**Problem description**.
Your task is to transcribe all the entries exactly, excluding pictures.

**Exercise data**.
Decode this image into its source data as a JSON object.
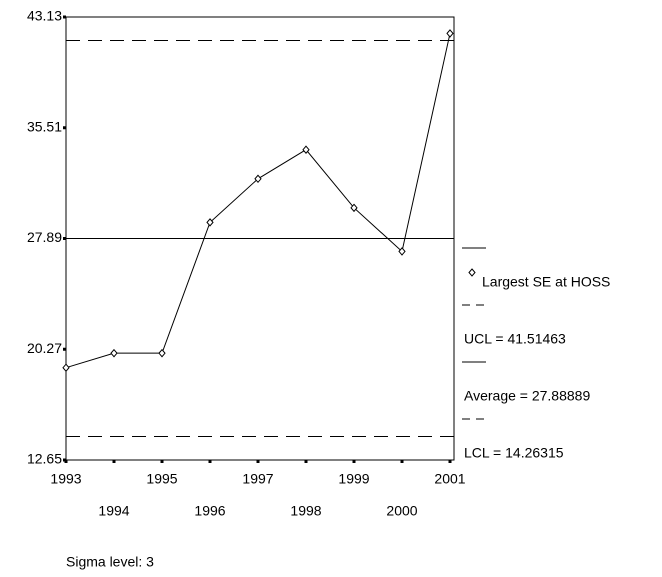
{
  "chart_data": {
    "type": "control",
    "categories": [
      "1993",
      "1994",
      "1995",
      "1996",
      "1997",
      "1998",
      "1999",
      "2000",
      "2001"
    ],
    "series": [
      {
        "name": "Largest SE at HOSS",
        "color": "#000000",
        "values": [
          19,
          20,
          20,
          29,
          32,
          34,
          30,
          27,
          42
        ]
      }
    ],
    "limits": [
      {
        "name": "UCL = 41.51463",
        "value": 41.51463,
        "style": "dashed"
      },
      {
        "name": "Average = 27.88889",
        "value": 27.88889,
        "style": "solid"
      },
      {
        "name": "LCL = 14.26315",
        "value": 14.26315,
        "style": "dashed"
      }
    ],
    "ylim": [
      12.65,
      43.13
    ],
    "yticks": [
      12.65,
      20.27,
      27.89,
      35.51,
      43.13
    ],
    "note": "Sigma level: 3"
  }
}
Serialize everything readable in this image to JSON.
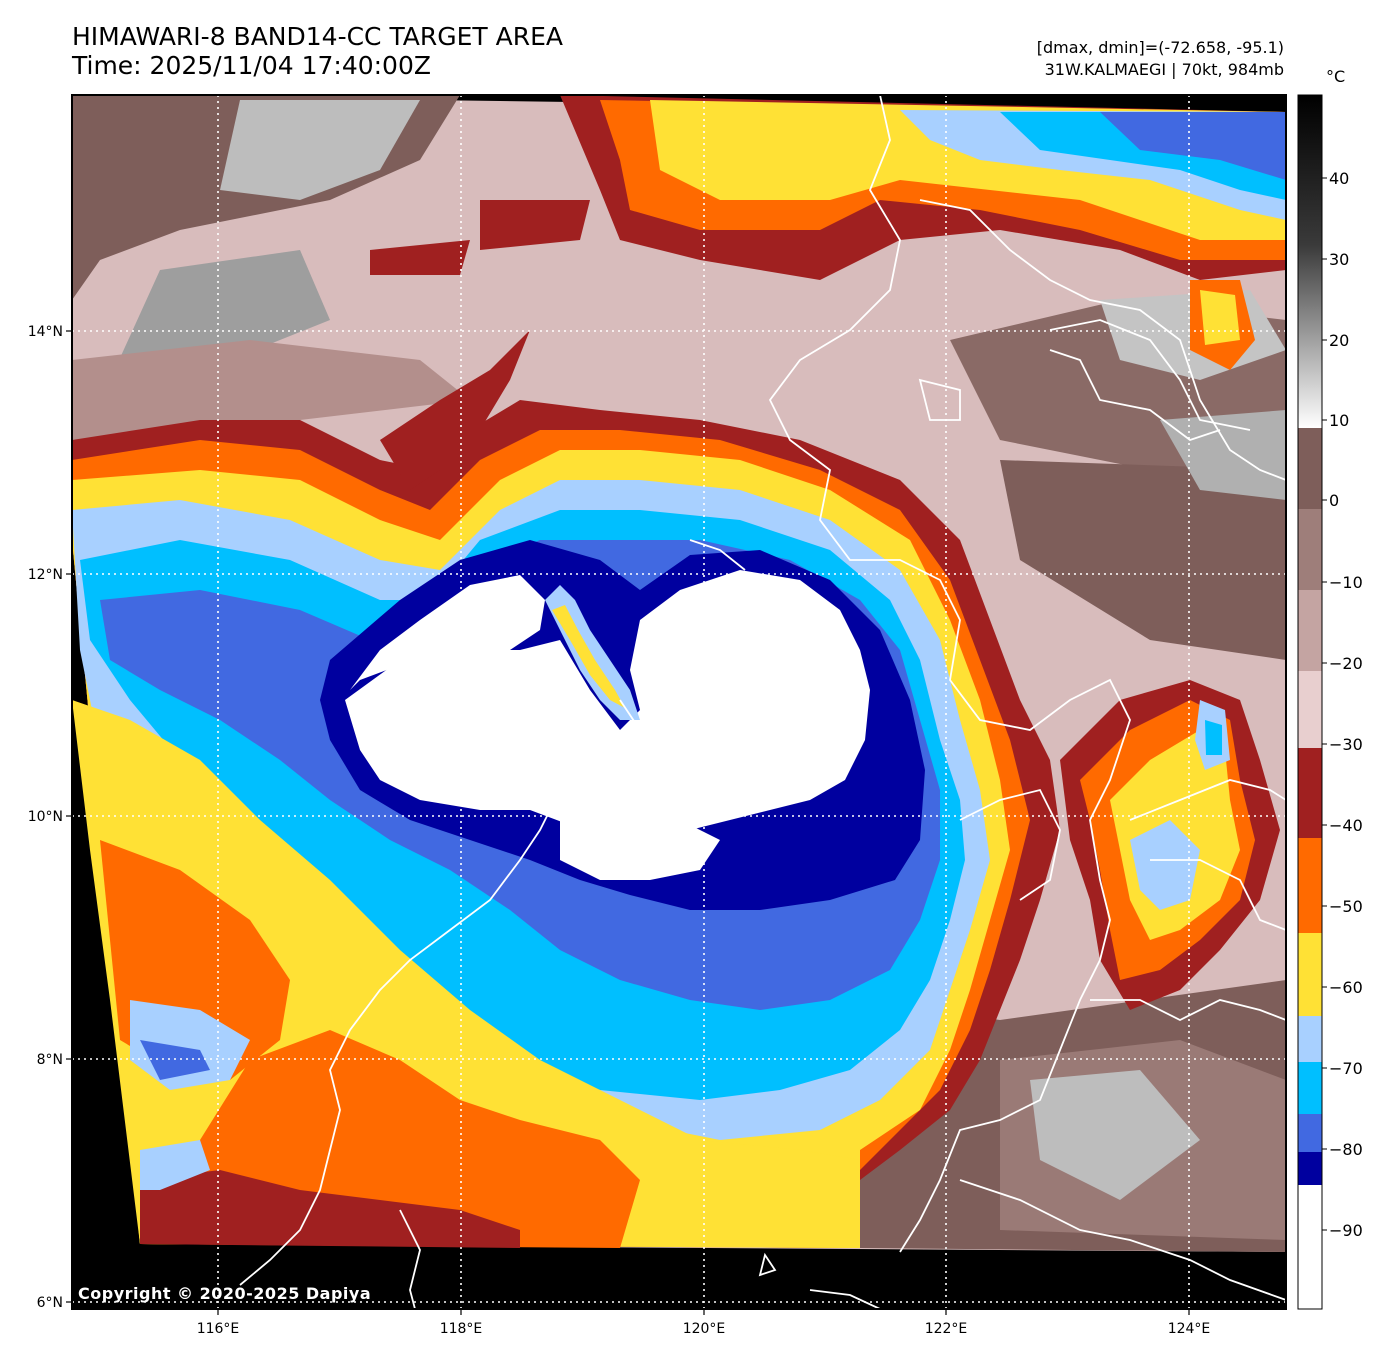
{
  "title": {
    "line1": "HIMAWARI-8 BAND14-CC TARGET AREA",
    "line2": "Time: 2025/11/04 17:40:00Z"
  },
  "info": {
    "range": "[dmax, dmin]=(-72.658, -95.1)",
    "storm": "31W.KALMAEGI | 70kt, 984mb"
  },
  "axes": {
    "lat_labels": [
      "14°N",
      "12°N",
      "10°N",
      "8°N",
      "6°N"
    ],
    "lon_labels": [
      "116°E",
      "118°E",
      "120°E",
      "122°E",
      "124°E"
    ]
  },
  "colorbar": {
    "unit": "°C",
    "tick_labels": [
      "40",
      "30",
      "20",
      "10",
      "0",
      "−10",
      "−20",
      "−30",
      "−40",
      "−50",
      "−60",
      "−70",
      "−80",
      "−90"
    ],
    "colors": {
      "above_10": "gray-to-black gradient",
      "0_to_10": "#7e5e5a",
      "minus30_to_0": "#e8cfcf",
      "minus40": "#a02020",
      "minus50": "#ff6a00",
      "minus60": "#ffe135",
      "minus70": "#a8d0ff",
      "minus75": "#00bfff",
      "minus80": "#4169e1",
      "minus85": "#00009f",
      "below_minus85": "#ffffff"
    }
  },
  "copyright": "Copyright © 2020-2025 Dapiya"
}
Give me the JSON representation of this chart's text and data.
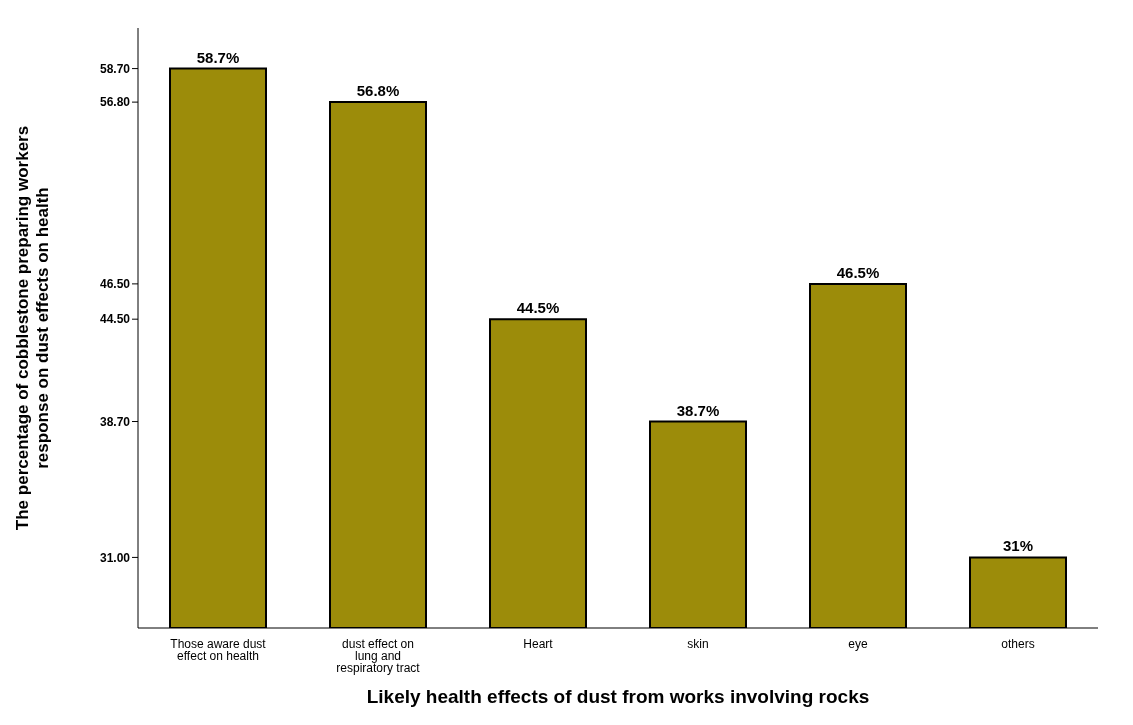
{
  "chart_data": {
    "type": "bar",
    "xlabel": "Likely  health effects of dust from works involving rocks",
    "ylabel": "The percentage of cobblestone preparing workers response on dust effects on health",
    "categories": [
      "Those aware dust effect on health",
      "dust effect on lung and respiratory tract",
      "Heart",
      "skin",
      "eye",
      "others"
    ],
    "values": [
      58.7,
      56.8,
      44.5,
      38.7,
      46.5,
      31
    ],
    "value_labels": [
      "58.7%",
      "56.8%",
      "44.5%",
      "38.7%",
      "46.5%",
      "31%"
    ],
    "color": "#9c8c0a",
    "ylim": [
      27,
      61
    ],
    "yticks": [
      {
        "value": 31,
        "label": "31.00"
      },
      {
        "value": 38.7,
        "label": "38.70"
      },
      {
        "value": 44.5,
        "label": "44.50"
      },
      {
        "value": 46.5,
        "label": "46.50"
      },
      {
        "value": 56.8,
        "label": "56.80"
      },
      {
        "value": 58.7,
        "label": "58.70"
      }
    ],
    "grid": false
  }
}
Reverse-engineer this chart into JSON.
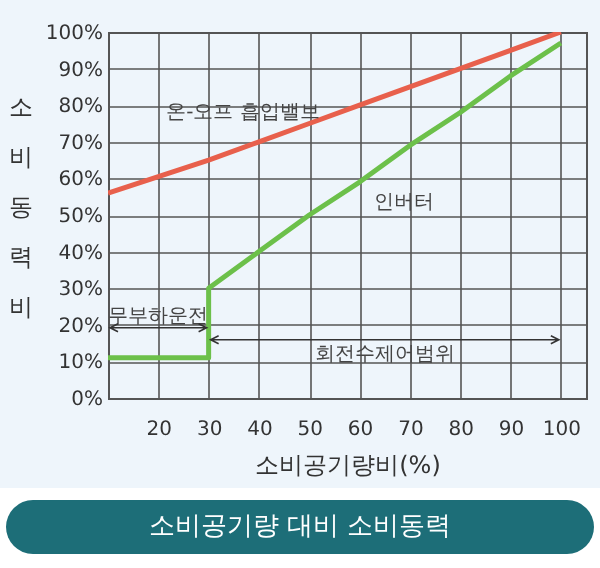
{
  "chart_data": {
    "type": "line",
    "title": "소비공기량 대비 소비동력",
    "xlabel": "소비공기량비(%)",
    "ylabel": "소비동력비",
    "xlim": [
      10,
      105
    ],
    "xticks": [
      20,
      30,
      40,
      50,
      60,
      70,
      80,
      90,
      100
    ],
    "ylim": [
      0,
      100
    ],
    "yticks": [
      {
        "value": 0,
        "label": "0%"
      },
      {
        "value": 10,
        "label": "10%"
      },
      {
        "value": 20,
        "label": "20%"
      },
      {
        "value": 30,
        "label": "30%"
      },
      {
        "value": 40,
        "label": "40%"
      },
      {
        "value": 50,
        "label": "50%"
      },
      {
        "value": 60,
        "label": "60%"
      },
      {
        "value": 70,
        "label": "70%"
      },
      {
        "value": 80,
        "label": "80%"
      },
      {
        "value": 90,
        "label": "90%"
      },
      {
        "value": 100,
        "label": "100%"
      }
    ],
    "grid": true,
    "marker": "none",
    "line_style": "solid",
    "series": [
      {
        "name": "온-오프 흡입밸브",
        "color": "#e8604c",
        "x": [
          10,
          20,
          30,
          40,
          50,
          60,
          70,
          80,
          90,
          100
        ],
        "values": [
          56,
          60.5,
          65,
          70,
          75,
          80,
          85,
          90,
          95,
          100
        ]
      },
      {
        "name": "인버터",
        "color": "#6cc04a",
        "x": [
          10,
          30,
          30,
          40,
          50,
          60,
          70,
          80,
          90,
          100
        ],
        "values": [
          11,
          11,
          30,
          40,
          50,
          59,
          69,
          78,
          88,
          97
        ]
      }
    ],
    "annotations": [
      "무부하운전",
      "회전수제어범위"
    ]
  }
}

**Task output**.
Decode this image into its source data as a JSON object.
{
  "chart_data": {
    "type": "control",
    "categories": [
      "1993",
      "1994",
      "1995",
      "1996",
      "1997",
      "1998",
      "1999",
      "2000",
      "2001"
    ],
    "series": [
      {
        "name": "Largest SE at HOSS",
        "color": "#000000",
        "values": [
          19,
          20,
          20,
          29,
          32,
          34,
          30,
          27,
          42
        ]
      }
    ],
    "limits": [
      {
        "name": "UCL = 41.51463",
        "value": 41.51463,
        "style": "dashed"
      },
      {
        "name": "Average = 27.88889",
        "value": 27.88889,
        "style": "solid"
      },
      {
        "name": "LCL = 14.26315",
        "value": 14.26315,
        "style": "dashed"
      }
    ],
    "ylim": [
      12.65,
      43.13
    ],
    "yticks": [
      12.65,
      20.27,
      27.89,
      35.51,
      43.13
    ],
    "note": "Sigma level: 3"
  }
}
Serialize everything readable in this image to JSON.
{
  "title": {
    "line1": "HIMAWARI-8 BAND14-CC TARGET AREA",
    "line2": "Time: 2025/11/04 17:40:00Z"
  },
  "info": {
    "range": "[dmax, dmin]=(-72.658, -95.1)",
    "storm": "31W.KALMAEGI | 70kt, 984mb"
  },
  "axes": {
    "lat_labels": [
      "14°N",
      "12°N",
      "10°N",
      "8°N",
      "6°N"
    ],
    "lon_labels": [
      "116°E",
      "118°E",
      "120°E",
      "122°E",
      "124°E"
    ]
  },
  "colorbar": {
    "unit": "°C",
    "tick_labels": [
      "40",
      "30",
      "20",
      "10",
      "0",
      "−10",
      "−20",
      "−30",
      "−40",
      "−50",
      "−60",
      "−70",
      "−80",
      "−90"
    ],
    "colors": {
      "above_10": "gray-to-black gradient",
      "0_to_10": "#7e5e5a",
      "minus30_to_0": "#e8cfcf",
      "minus40": "#a02020",
      "minus50": "#ff6a00",
      "minus60": "#ffe135",
      "minus70": "#a8d0ff",
      "minus75": "#00bfff",
      "minus80": "#4169e1",
      "minus85": "#00009f",
      "below_minus85": "#ffffff"
    }
  },
  "copyright": "Copyright © 2020-2025 Dapiya"
}
Give me the JSON representation of this chart's text and data.
{
  "chart_data": {
    "type": "bar",
    "xlabel": "Likely  health effects of dust from works involving rocks",
    "ylabel": "The percentage of cobblestone preparing workers response on dust effects on health",
    "categories": [
      "Those aware dust effect on health",
      "dust effect on lung and respiratory tract",
      "Heart",
      "skin",
      "eye",
      "others"
    ],
    "values": [
      58.7,
      56.8,
      44.5,
      38.7,
      46.5,
      31
    ],
    "value_labels": [
      "58.7%",
      "56.8%",
      "44.5%",
      "38.7%",
      "46.5%",
      "31%"
    ],
    "color": "#9c8c0a",
    "ylim": [
      27,
      61
    ],
    "yticks": [
      {
        "value": 31,
        "label": "31.00"
      },
      {
        "value": 38.7,
        "label": "38.70"
      },
      {
        "value": 44.5,
        "label": "44.50"
      },
      {
        "value": 46.5,
        "label": "46.50"
      },
      {
        "value": 56.8,
        "label": "56.80"
      },
      {
        "value": 58.7,
        "label": "58.70"
      }
    ],
    "grid": false
  }
}
Reverse-engineer this chart into JSON.
{
  "chart_data": {
    "type": "line",
    "title": "소비공기량 대비 소비동력",
    "xlabel": "소비공기량비(%)",
    "ylabel": "소비동력비",
    "xlim": [
      10,
      105
    ],
    "xticks": [
      20,
      30,
      40,
      50,
      60,
      70,
      80,
      90,
      100
    ],
    "ylim": [
      0,
      100
    ],
    "yticks": [
      {
        "value": 0,
        "label": "0%"
      },
      {
        "value": 10,
        "label": "10%"
      },
      {
        "value": 20,
        "label": "20%"
      },
      {
        "value": 30,
        "label": "30%"
      },
      {
        "value": 40,
        "label": "40%"
      },
      {
        "value": 50,
        "label": "50%"
      },
      {
        "value": 60,
        "label": "60%"
      },
      {
        "value": 70,
        "label": "70%"
      },
      {
        "value": 80,
        "label": "80%"
      },
      {
        "value": 90,
        "label": "90%"
      },
      {
        "value": 100,
        "label": "100%"
      }
    ],
    "grid": true,
    "marker": "none",
    "line_style": "solid",
    "series": [
      {
        "name": "온-오프 흡입밸브",
        "color": "#e8604c",
        "x": [
          10,
          20,
          30,
          40,
          50,
          60,
          70,
          80,
          90,
          100
        ],
        "values": [
          56,
          60.5,
          65,
          70,
          75,
          80,
          85,
          90,
          95,
          100
        ]
      },
      {
        "name": "인버터",
        "color": "#6cc04a",
        "x": [
          10,
          30,
          30,
          40,
          50,
          60,
          70,
          80,
          90,
          100
        ],
        "values": [
          11,
          11,
          30,
          40,
          50,
          59,
          69,
          78,
          88,
          97
        ]
      }
    ],
    "annotations": [
      "무부하운전",
      "회전수제어범위"
    ]
  }
}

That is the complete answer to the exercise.